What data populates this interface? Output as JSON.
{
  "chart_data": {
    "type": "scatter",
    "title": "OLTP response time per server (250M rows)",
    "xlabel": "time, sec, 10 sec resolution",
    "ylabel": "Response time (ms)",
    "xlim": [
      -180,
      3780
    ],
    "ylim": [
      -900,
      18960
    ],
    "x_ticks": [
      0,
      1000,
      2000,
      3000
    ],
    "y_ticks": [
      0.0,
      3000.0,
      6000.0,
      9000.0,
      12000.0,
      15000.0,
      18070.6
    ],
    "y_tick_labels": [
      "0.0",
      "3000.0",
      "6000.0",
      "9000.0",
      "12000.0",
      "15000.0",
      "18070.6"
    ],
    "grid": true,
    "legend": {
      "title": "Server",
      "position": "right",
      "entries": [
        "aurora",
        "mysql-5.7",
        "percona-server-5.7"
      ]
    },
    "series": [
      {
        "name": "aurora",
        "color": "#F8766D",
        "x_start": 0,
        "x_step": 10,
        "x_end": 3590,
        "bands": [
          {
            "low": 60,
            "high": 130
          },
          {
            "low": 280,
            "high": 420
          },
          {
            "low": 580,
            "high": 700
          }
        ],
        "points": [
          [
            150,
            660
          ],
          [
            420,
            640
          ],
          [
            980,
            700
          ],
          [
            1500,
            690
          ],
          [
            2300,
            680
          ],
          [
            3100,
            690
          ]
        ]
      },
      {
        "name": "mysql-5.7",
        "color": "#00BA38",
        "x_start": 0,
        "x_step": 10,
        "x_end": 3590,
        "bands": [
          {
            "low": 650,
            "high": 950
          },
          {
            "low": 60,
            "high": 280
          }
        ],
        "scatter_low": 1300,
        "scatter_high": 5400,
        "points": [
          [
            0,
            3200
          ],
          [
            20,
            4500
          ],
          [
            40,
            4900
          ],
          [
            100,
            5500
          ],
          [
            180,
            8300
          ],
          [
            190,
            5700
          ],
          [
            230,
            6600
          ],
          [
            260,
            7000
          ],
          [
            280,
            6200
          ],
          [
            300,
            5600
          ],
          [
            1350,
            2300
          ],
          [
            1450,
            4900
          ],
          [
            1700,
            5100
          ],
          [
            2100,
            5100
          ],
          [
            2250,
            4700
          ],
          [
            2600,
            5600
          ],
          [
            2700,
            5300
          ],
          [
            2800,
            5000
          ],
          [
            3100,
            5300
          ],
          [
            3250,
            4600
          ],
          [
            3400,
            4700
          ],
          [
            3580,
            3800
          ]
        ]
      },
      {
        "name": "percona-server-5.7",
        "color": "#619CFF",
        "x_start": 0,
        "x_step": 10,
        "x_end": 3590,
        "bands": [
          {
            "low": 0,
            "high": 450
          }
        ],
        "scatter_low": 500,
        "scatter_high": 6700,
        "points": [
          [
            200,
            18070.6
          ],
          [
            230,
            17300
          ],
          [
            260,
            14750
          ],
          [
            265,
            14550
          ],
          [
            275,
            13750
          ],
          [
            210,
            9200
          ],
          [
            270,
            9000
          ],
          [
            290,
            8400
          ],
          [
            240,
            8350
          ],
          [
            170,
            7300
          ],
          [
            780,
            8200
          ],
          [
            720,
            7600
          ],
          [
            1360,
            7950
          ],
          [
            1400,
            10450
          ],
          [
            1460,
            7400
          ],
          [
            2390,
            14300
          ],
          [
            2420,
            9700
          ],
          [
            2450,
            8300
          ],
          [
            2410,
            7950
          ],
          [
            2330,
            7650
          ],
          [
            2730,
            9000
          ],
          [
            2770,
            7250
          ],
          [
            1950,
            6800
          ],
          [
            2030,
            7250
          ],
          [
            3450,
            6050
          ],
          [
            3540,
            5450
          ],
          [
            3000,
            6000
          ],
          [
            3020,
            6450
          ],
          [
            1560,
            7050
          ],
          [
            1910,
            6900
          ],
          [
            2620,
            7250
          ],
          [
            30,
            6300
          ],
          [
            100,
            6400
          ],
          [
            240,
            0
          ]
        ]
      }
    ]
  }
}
..........
— TASK OBJECTIVE —
Please repeat the listing exactly, with nothing left out.

— WORKED SOLUTION —
What data populates this interface? Output as JSON.
{
  "chart_data": {
    "type": "scatter",
    "title": "OLTP response time per server (250M rows)",
    "xlabel": "time, sec, 10 sec resolution",
    "ylabel": "Response time (ms)",
    "xlim": [
      -180,
      3780
    ],
    "ylim": [
      -900,
      18960
    ],
    "x_ticks": [
      0,
      1000,
      2000,
      3000
    ],
    "y_ticks": [
      0.0,
      3000.0,
      6000.0,
      9000.0,
      12000.0,
      15000.0,
      18070.6
    ],
    "y_tick_labels": [
      "0.0",
      "3000.0",
      "6000.0",
      "9000.0",
      "12000.0",
      "15000.0",
      "18070.6"
    ],
    "grid": true,
    "legend": {
      "title": "Server",
      "position": "right",
      "entries": [
        "aurora",
        "mysql-5.7",
        "percona-server-5.7"
      ]
    },
    "series": [
      {
        "name": "aurora",
        "color": "#F8766D",
        "x_start": 0,
        "x_step": 10,
        "x_end": 3590,
        "bands": [
          {
            "low": 60,
            "high": 130
          },
          {
            "low": 280,
            "high": 420
          },
          {
            "low": 580,
            "high": 700
          }
        ],
        "points": [
          [
            150,
            660
          ],
          [
            420,
            640
          ],
          [
            980,
            700
          ],
          [
            1500,
            690
          ],
          [
            2300,
            680
          ],
          [
            3100,
            690
          ]
        ]
      },
      {
        "name": "mysql-5.7",
        "color": "#00BA38",
        "x_start": 0,
        "x_step": 10,
        "x_end": 3590,
        "bands": [
          {
            "low": 650,
            "high": 950
          },
          {
            "low": 60,
            "high": 280
          }
        ],
        "scatter_low": 1300,
        "scatter_high": 5400,
        "points": [
          [
            0,
            3200
          ],
          [
            20,
            4500
          ],
          [
            40,
            4900
          ],
          [
            100,
            5500
          ],
          [
            180,
            8300
          ],
          [
            190,
            5700
          ],
          [
            230,
            6600
          ],
          [
            260,
            7000
          ],
          [
            280,
            6200
          ],
          [
            300,
            5600
          ],
          [
            1350,
            2300
          ],
          [
            1450,
            4900
          ],
          [
            1700,
            5100
          ],
          [
            2100,
            5100
          ],
          [
            2250,
            4700
          ],
          [
            2600,
            5600
          ],
          [
            2700,
            5300
          ],
          [
            2800,
            5000
          ],
          [
            3100,
            5300
          ],
          [
            3250,
            4600
          ],
          [
            3400,
            4700
          ],
          [
            3580,
            3800
          ]
        ]
      },
      {
        "name": "percona-server-5.7",
        "color": "#619CFF",
        "x_start": 0,
        "x_step": 10,
        "x_end": 3590,
        "bands": [
          {
            "low": 0,
            "high": 450
          }
        ],
        "scatter_low": 500,
        "scatter_high": 6700,
        "points": [
          [
            200,
            18070.6
          ],
          [
            230,
            17300
          ],
          [
            260,
            14750
          ],
          [
            265,
            14550
          ],
          [
            275,
            13750
          ],
          [
            210,
            9200
          ],
          [
            270,
            9000
          ],
          [
            290,
            8400
          ],
          [
            240,
            8350
          ],
          [
            170,
            7300
          ],
          [
            780,
            8200
          ],
          [
            720,
            7600
          ],
          [
            1360,
            7950
          ],
          [
            1400,
            10450
          ],
          [
            1460,
            7400
          ],
          [
            2390,
            14300
          ],
          [
            2420,
            9700
          ],
          [
            2450,
            8300
          ],
          [
            2410,
            7950
          ],
          [
            2330,
            7650
          ],
          [
            2730,
            9000
          ],
          [
            2770,
            7250
          ],
          [
            1950,
            6800
          ],
          [
            2030,
            7250
          ],
          [
            3450,
            6050
          ],
          [
            3540,
            5450
          ],
          [
            3000,
            6000
          ],
          [
            3020,
            6450
          ],
          [
            1560,
            7050
          ],
          [
            1910,
            6900
          ],
          [
            2620,
            7250
          ],
          [
            30,
            6300
          ],
          [
            100,
            6400
          ],
          [
            240,
            0
          ]
        ]
      }
    ]
  }
}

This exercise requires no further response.